# [WHAT TO DO]
Go through the listing and copy every line word for word.

[Records from a data source]
#####

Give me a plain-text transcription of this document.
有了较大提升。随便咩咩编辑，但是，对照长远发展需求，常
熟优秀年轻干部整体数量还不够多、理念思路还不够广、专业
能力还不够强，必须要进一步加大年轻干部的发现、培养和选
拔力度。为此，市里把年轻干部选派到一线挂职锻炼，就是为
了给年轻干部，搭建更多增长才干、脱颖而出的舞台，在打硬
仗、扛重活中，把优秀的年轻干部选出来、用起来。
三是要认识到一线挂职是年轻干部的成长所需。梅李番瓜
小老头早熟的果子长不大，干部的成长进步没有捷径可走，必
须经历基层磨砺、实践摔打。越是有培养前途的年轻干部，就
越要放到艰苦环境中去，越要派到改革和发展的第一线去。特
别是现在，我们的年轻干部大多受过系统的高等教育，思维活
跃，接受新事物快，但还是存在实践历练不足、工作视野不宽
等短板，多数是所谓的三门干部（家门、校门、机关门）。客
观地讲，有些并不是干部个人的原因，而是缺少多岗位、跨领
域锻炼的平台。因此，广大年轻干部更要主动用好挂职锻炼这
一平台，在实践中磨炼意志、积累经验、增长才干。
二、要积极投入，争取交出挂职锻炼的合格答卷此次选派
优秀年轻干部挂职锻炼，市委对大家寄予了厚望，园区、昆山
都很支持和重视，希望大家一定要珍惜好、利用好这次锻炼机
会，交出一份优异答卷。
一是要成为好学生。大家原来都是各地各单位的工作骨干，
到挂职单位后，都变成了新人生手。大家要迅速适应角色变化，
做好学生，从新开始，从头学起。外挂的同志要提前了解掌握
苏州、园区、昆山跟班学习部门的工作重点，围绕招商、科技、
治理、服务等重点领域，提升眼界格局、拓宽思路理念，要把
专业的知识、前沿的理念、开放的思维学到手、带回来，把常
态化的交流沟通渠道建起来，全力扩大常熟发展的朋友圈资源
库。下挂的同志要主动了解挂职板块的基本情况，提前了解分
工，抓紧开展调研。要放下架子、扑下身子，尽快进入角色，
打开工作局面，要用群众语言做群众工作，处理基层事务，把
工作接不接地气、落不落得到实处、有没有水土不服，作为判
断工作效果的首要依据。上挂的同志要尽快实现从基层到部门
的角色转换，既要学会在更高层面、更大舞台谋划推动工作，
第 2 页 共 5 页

#####

# [EXPECTED OUTPUT]
Give me a plain-text transcription of this document.
有了较大提升。随便咩咩编辑，但是，对照长远发展需求，常
熟优秀年轻干部整体数量还不够多、理念思路还不够广、专业
能力还不够强，必须要进一步加大年轻干部的发现、培养和选
拔力度。为此，市里把年轻干部选派到一线挂职锻炼，就是为
了给年轻干部，搭建更多增长才干、脱颖而出的舞台，在打硬
仗、扛重活中，把优秀的年轻干部选出来、用起来。
三是要认识到一线挂职是年轻干部的成长所需。梅李番瓜
小老头早熟的果子长不大，干部的成长进步没有捷径可走，必
须经历基层磨砺、实践摔打。越是有培养前途的年轻干部，就
越要放到艰苦环境中去，越要派到改革和发展的第一线去。特
别是现在，我们的年轻干部大多受过系统的高等教育，思维活
跃，接受新事物快，但还是存在实践历练不足、工作视野不宽
等短板，多数是所谓的三门干部（家门、校门、机关门）。客
观地讲，有些并不是干部个人的原因，而是缺少多岗位、跨领
域锻炼的平台。因此，广大年轻干部更要主动用好挂职锻炼这
一平台，在实践中磨炼意志、积累经验、增长才干。
二、要积极投入，争取交出挂职锻炼的合格答卷此次选派
优秀年轻干部挂职锻炼，市委对大家寄予了厚望，园区、昆山
都很支持和重视，希望大家一定要珍惜好、利用好这次锻炼机
会，交出一份优异答卷。
一是要成为好学生。大家原来都是各地各单位的工作骨干，
到挂职单位后，都变成了新人生手。大家要迅速适应角色变化，
做好学生，从新开始，从头学起。外挂的同志要提前了解掌握
苏州、园区、昆山跟班学习部门的工作重点，围绕招商、科技、
治理、服务等重点领域，提升眼界格局、拓宽思路理念，要把
专业的知识、前沿的理念、开放的思维学到手、带回来，把常
态化的交流沟通渠道建起来，全力扩大常熟发展的朋友圈资源
库。下挂的同志要主动了解挂职板块的基本情况，提前了解分
工，抓紧开展调研。要放下架子、扑下身子，尽快进入角色，
打开工作局面，要用群众语言做群众工作，处理基层事务，把
工作接不接地气、落不落得到实处、有没有水土不服，作为判
断工作效果的首要依据。上挂的同志要尽快实现从基层到部门
的角色转换，既要学会在更高层面、更大舞台谋划推动工作，
第 2 页 共 5 页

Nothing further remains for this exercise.